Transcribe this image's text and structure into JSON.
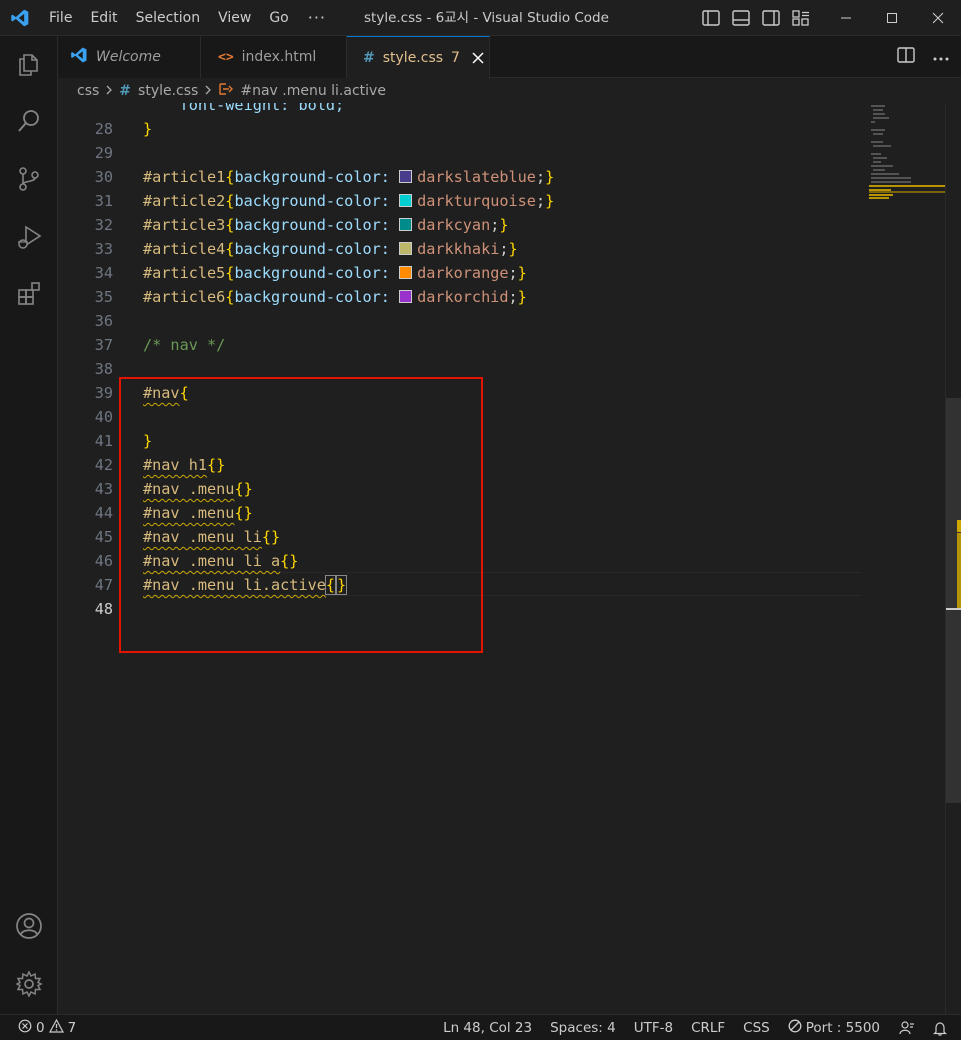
{
  "window": {
    "title": "style.css - 6교시 - Visual Studio Code",
    "menu": [
      "File",
      "Edit",
      "Selection",
      "View",
      "Go"
    ],
    "menu_more": "···"
  },
  "tabs": [
    {
      "label": "Welcome",
      "icon": "vscode-icon",
      "active": false
    },
    {
      "label": "index.html",
      "icon": "html-icon",
      "active": false
    },
    {
      "label": "style.css",
      "icon": "css-hash-icon",
      "active": true,
      "problems": "7"
    }
  ],
  "tab_icons": {
    "html": "<>",
    "css": "#"
  },
  "breadcrumb": {
    "folder": "css",
    "file_icon": "#",
    "file": "style.css",
    "symbol": "#nav .menu li.active"
  },
  "code": {
    "line28": {
      "num": "28",
      "text": "    font-weight: bold;"
    },
    "line29": {
      "num": "29",
      "text": "}"
    },
    "line30": {
      "num": "30"
    },
    "line31": {
      "num": "31",
      "sel": "#article1",
      "prop": "background-color:",
      "val": "darkslateblue",
      "color": "#483d8b"
    },
    "line32": {
      "num": "32",
      "sel": "#article2",
      "prop": "background-color:",
      "val": "darkturquoise",
      "color": "#00ced1"
    },
    "line33": {
      "num": "33",
      "sel": "#article3",
      "prop": "background-color:",
      "val": "darkcyan",
      "color": "#008b8b"
    },
    "line34": {
      "num": "34",
      "sel": "#article4",
      "prop": "background-color:",
      "val": "darkkhaki",
      "color": "#bdb76b"
    },
    "line35": {
      "num": "35",
      "sel": "#article5",
      "prop": "background-color:",
      "val": "darkorange",
      "color": "#ff8c00"
    },
    "line36": {
      "num": "36",
      "sel": "#article6",
      "prop": "background-color:",
      "val": "darkorchid",
      "color": "#9932cc"
    },
    "line37": {
      "num": "37"
    },
    "line38": {
      "num": "38",
      "comment": "/* nav */"
    },
    "line39": {
      "num": "39"
    },
    "line40": {
      "num": "40",
      "sel": "#nav"
    },
    "line41": {
      "num": "41"
    },
    "line42": {
      "num": "42",
      "text": "}"
    },
    "line43": {
      "num": "43",
      "sel": "#nav h1"
    },
    "line44": {
      "num": "44",
      "sel": "#nav .menu"
    },
    "line45": {
      "num": "45",
      "sel": "#nav .menu"
    },
    "line46": {
      "num": "46",
      "sel": "#nav .menu li"
    },
    "line47": {
      "num": "47",
      "sel": "#nav .menu li a"
    },
    "line48": {
      "num": "48",
      "sel": "#nav .menu li.active"
    }
  },
  "punct": {
    "open": "{",
    "close": "}",
    "pair": "{}",
    "semi": ";",
    "space": " "
  },
  "status": {
    "errors": "0",
    "warnings": "7",
    "position": "Ln 48, Col 23",
    "spaces": "Spaces: 4",
    "encoding": "UTF-8",
    "eol": "CRLF",
    "language": "CSS",
    "port": "Port : 5500"
  },
  "colors": {
    "accent": "#0078d4",
    "highlight_box": "#e51400",
    "warning": "#cca700"
  }
}
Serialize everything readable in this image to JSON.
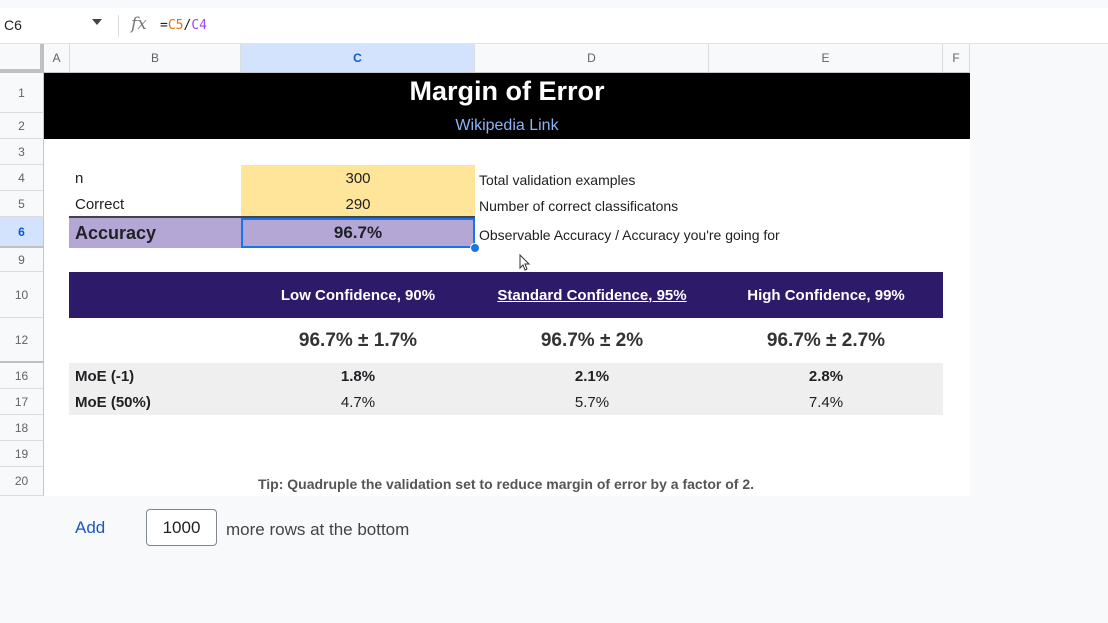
{
  "formula_bar": {
    "cell_ref": "C6",
    "fx_icon": "fx",
    "formula": {
      "eq": "=",
      "ref1": "C5",
      "op": "/",
      "ref2": "C4"
    }
  },
  "columns": [
    "A",
    "B",
    "C",
    "D",
    "E",
    "F"
  ],
  "selected_column": "C",
  "rows": [
    "1",
    "2",
    "3",
    "4",
    "5",
    "6",
    "9",
    "10",
    "12",
    "16",
    "17",
    "18",
    "19",
    "20"
  ],
  "selected_row": "6",
  "sheet": {
    "title": "Margin of Error",
    "link": "Wikipedia Link",
    "inputs": [
      {
        "label": "n",
        "value": "300",
        "desc": "Total validation examples"
      },
      {
        "label": "Correct",
        "value": "290",
        "desc": "Number of correct classificatons"
      }
    ],
    "accuracy": {
      "label": "Accuracy",
      "value": "96.7%",
      "desc": "Observable Accuracy / Accuracy you're going for"
    },
    "confidence_headers": [
      "Low Confidence, 90%",
      "Standard Confidence, 95%",
      "High Confidence, 99%"
    ],
    "ranges": [
      "96.7% ± 1.7%",
      "96.7% ± 2%",
      "96.7% ± 2.7%"
    ],
    "moe_rows": [
      {
        "label": "MoE (-1)",
        "values": [
          "1.8%",
          "2.1%",
          "2.8%"
        ]
      },
      {
        "label": "MoE (50%)",
        "values": [
          "4.7%",
          "5.7%",
          "7.4%"
        ]
      }
    ],
    "tip": "Tip: Quadruple the validation set to reduce margin of error by a factor of 2."
  },
  "add_rows": {
    "button": "Add",
    "count": "1000",
    "suffix": "more rows at the bottom"
  },
  "colors": {
    "accent": "#1a73e8",
    "banner": "#000000",
    "header_purple": "#2d1b69",
    "input_yellow": "#ffe599",
    "accuracy_lavender": "#b4a7d6"
  }
}
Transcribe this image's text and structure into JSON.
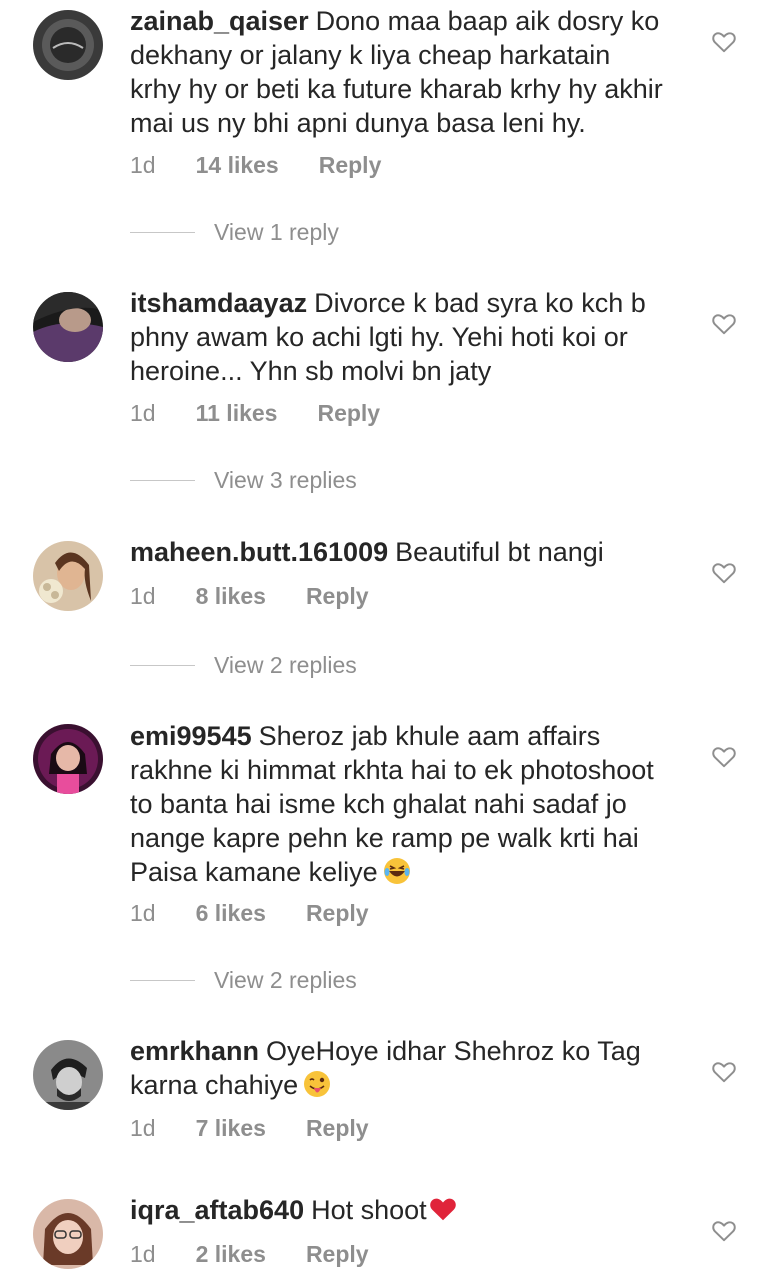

····················

* [Given request]
Each entry gets copied exactly; the pictures stay out.

* [Reply]
Transcribe this image's text and structure into JSON.
{
  "window": {
    "title": "style.css - 6교시 - Visual Studio Code",
    "menu": [
      "File",
      "Edit",
      "Selection",
      "View",
      "Go"
    ],
    "menu_more": "···"
  },
  "tabs": [
    {
      "label": "Welcome",
      "icon": "vscode-icon",
      "active": false
    },
    {
      "label": "index.html",
      "icon": "html-icon",
      "active": false
    },
    {
      "label": "style.css",
      "icon": "css-hash-icon",
      "active": true,
      "problems": "7"
    }
  ],
  "tab_icons": {
    "html": "<>",
    "css": "#"
  },
  "breadcrumb": {
    "folder": "css",
    "file_icon": "#",
    "file": "style.css",
    "symbol": "#nav .menu li.active"
  },
  "code": {
    "line28": {
      "num": "28",
      "text": "    font-weight: bold;"
    },
    "line29": {
      "num": "29",
      "text": "}"
    },
    "line30": {
      "num": "30"
    },
    "line31": {
      "num": "31",
      "sel": "#article1",
      "prop": "background-color:",
      "val": "darkslateblue",
      "color": "#483d8b"
    },
    "line32": {
      "num": "32",
      "sel": "#article2",
      "prop": "background-color:",
      "val": "darkturquoise",
      "color": "#00ced1"
    },
    "line33": {
      "num": "33",
      "sel": "#article3",
      "prop": "background-color:",
      "val": "darkcyan",
      "color": "#008b8b"
    },
    "line34": {
      "num": "34",
      "sel": "#article4",
      "prop": "background-color:",
      "val": "darkkhaki",
      "color": "#bdb76b"
    },
    "line35": {
      "num": "35",
      "sel": "#article5",
      "prop": "background-color:",
      "val": "darkorange",
      "color": "#ff8c00"
    },
    "line36": {
      "num": "36",
      "sel": "#article6",
      "prop": "background-color:",
      "val": "darkorchid",
      "color": "#9932cc"
    },
    "line37": {
      "num": "37"
    },
    "line38": {
      "num": "38",
      "comment": "/* nav */"
    },
    "line39": {
      "num": "39"
    },
    "line40": {
      "num": "40",
      "sel": "#nav"
    },
    "line41": {
      "num": "41"
    },
    "line42": {
      "num": "42",
      "text": "}"
    },
    "line43": {
      "num": "43",
      "sel": "#nav h1"
    },
    "line44": {
      "num": "44",
      "sel": "#nav .menu"
    },
    "line45": {
      "num": "45",
      "sel": "#nav .menu"
    },
    "line46": {
      "num": "46",
      "sel": "#nav .menu li"
    },
    "line47": {
      "num": "47",
      "sel": "#nav .menu li a"
    },
    "line48": {
      "num": "48",
      "sel": "#nav .menu li.active"
    }
  },
  "punct": {
    "open": "{",
    "close": "}",
    "pair": "{}",
    "semi": ";",
    "space": " "
  },
  "status": {
    "errors": "0",
    "warnings": "7",
    "position": "Ln 48, Col 23",
    "spaces": "Spaces: 4",
    "encoding": "UTF-8",
    "eol": "CRLF",
    "language": "CSS",
    "port": "Port : 5500"
  },
  "colors": {
    "accent": "#0078d4",
    "highlight_box": "#e51400",
    "warning": "#cca700"
  }
}
Serialize everything readable in this image to JSON.
{
  "formula_bar": {
    "cell_ref": "C6",
    "fx_icon": "fx",
    "formula": {
      "eq": "=",
      "ref1": "C5",
      "op": "/",
      "ref2": "C4"
    }
  },
  "columns": [
    "A",
    "B",
    "C",
    "D",
    "E",
    "F"
  ],
  "selected_column": "C",
  "rows": [
    "1",
    "2",
    "3",
    "4",
    "5",
    "6",
    "9",
    "10",
    "12",
    "16",
    "17",
    "18",
    "19",
    "20"
  ],
  "selected_row": "6",
  "sheet": {
    "title": "Margin of Error",
    "link": "Wikipedia Link",
    "inputs": [
      {
        "label": "n",
        "value": "300",
        "desc": "Total validation examples"
      },
      {
        "label": "Correct",
        "value": "290",
        "desc": "Number of correct classificatons"
      }
    ],
    "accuracy": {
      "label": "Accuracy",
      "value": "96.7%",
      "desc": "Observable Accuracy / Accuracy you're going for"
    },
    "confidence_headers": [
      "Low Confidence, 90%",
      "Standard Confidence, 95%",
      "High Confidence, 99%"
    ],
    "ranges": [
      "96.7% ± 1.7%",
      "96.7% ± 2%",
      "96.7% ± 2.7%"
    ],
    "moe_rows": [
      {
        "label": "MoE (-1)",
        "values": [
          "1.8%",
          "2.1%",
          "2.8%"
        ]
      },
      {
        "label": "MoE (50%)",
        "values": [
          "4.7%",
          "5.7%",
          "7.4%"
        ]
      }
    ],
    "tip": "Tip: Quadruple the validation set to reduce margin of error by a factor of 2."
  },
  "add_rows": {
    "button": "Add",
    "count": "1000",
    "suffix": "more rows at the bottom"
  },
  "colors": {
    "accent": "#1a73e8",
    "banner": "#000000",
    "header_purple": "#2d1b69",
    "input_yellow": "#ffe599",
    "accuracy_lavender": "#b4a7d6"
  }
}
Transcribe this image's text and structure into JSON.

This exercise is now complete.